EXERCISE GOAL
Copy every line of the entries that includes the word "description".

Saved entries

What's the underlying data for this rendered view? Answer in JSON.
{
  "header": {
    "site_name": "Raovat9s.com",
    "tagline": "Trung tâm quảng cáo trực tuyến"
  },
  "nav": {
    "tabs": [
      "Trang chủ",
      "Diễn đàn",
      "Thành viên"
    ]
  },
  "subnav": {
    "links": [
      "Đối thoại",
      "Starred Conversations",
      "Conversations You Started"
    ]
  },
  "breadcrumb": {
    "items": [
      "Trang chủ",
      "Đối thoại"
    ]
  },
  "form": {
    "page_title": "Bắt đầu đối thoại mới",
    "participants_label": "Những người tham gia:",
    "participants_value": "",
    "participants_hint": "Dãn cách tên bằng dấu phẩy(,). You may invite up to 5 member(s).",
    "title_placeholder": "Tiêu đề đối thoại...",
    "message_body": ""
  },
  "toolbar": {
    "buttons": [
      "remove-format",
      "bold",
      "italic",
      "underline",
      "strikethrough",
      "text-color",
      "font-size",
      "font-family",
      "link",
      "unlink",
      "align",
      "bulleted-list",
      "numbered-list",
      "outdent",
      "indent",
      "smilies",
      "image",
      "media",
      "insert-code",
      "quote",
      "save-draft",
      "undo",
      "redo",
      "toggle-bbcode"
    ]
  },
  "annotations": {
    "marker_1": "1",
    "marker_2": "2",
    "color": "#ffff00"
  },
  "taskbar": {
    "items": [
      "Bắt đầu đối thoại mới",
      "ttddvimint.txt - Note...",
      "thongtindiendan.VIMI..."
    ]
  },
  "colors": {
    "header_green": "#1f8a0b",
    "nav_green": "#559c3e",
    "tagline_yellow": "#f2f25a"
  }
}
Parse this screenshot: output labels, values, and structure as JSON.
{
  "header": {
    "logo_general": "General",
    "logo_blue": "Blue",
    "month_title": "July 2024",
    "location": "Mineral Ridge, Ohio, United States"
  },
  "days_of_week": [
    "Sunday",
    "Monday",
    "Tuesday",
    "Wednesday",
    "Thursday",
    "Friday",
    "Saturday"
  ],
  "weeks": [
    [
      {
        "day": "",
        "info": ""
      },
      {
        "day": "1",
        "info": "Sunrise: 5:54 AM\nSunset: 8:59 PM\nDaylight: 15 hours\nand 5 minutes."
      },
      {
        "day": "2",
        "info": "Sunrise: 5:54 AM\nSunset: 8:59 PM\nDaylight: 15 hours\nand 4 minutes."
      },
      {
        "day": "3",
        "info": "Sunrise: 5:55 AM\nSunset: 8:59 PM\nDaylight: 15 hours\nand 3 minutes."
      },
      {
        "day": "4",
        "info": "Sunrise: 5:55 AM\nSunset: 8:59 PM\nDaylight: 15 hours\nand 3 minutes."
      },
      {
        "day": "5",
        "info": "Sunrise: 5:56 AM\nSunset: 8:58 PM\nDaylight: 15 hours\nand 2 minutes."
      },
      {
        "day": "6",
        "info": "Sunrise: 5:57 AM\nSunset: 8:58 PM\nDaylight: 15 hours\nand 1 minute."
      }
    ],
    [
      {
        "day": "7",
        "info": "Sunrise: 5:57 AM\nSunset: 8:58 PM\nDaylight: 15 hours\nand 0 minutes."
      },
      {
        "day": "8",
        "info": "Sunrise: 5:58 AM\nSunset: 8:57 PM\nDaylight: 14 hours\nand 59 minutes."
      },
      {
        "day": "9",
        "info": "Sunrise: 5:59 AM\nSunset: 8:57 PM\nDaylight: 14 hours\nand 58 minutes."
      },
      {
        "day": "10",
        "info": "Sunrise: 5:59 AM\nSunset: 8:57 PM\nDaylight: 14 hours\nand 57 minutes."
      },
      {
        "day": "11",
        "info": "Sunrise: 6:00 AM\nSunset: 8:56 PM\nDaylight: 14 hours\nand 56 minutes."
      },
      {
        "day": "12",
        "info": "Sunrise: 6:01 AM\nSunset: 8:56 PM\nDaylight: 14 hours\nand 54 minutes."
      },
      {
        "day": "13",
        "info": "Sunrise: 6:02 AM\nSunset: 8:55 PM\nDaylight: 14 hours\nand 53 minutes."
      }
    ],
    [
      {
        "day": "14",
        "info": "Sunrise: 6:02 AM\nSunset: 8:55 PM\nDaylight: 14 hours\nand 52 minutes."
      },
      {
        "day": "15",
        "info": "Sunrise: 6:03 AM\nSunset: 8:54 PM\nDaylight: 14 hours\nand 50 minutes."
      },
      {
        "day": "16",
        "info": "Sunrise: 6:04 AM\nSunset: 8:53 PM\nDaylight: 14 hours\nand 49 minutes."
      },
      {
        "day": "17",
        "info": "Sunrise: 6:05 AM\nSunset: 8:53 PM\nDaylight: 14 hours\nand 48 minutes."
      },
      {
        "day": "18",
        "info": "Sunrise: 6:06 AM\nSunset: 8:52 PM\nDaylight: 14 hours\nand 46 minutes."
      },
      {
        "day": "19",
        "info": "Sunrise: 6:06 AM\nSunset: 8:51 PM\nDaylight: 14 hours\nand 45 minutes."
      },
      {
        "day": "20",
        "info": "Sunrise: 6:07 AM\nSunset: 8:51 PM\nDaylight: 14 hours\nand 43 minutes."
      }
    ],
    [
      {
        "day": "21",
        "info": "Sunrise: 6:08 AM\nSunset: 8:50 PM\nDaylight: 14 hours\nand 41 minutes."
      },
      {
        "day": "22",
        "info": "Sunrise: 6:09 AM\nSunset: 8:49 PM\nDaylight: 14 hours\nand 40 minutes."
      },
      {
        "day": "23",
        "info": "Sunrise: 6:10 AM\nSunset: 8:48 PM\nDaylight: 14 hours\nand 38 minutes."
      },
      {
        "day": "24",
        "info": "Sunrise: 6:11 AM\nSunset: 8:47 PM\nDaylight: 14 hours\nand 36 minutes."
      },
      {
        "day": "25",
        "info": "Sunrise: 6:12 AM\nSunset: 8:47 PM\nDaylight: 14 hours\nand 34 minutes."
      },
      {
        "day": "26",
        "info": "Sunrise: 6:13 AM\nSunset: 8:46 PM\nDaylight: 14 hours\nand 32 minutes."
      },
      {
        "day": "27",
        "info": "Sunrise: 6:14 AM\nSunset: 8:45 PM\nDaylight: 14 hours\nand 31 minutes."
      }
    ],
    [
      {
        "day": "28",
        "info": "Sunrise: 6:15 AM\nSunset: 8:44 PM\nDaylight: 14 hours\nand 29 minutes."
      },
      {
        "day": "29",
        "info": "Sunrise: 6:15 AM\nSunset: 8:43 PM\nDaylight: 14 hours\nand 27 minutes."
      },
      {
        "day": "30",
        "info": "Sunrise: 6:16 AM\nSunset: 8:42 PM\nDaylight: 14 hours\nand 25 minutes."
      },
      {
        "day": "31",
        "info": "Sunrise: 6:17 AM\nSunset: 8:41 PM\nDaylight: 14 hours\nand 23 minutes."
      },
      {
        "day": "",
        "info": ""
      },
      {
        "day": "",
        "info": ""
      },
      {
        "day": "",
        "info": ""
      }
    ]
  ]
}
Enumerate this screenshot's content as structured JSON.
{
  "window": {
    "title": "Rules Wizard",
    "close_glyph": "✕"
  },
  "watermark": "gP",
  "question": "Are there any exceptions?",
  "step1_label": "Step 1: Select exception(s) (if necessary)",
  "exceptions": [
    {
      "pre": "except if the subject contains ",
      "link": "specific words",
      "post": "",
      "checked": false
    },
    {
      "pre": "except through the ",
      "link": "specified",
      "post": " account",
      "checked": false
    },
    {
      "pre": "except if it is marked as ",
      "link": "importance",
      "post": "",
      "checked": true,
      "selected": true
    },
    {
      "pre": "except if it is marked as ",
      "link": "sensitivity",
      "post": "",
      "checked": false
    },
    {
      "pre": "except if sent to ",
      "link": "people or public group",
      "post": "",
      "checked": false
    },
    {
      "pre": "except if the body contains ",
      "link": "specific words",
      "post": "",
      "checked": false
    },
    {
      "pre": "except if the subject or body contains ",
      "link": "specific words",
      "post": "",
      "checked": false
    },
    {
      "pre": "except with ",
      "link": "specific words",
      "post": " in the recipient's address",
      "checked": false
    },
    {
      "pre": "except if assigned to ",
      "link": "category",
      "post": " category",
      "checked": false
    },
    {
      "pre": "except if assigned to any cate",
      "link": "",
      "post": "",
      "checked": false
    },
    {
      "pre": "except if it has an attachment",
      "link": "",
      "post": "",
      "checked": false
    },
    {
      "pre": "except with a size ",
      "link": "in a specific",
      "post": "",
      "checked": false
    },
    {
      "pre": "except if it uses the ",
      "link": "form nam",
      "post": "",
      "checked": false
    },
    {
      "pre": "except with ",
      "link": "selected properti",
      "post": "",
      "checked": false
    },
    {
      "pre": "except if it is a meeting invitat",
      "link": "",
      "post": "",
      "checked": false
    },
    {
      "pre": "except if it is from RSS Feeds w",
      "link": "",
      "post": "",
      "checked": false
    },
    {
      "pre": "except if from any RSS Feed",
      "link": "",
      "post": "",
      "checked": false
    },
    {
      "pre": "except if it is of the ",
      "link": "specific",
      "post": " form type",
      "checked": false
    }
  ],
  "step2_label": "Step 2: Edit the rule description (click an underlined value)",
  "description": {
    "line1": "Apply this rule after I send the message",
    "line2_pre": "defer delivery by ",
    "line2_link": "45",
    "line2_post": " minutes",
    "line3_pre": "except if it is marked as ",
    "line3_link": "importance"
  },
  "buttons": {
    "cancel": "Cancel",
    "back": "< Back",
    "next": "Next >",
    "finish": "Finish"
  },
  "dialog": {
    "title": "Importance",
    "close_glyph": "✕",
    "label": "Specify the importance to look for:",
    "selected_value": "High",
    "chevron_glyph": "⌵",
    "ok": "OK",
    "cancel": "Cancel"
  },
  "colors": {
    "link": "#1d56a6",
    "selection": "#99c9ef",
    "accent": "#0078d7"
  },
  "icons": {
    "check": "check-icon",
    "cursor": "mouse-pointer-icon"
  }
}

COMPLETE ANSWER
  "step2_label": "Step 2: Edit the rule description (click an underlined value)",
  "description": {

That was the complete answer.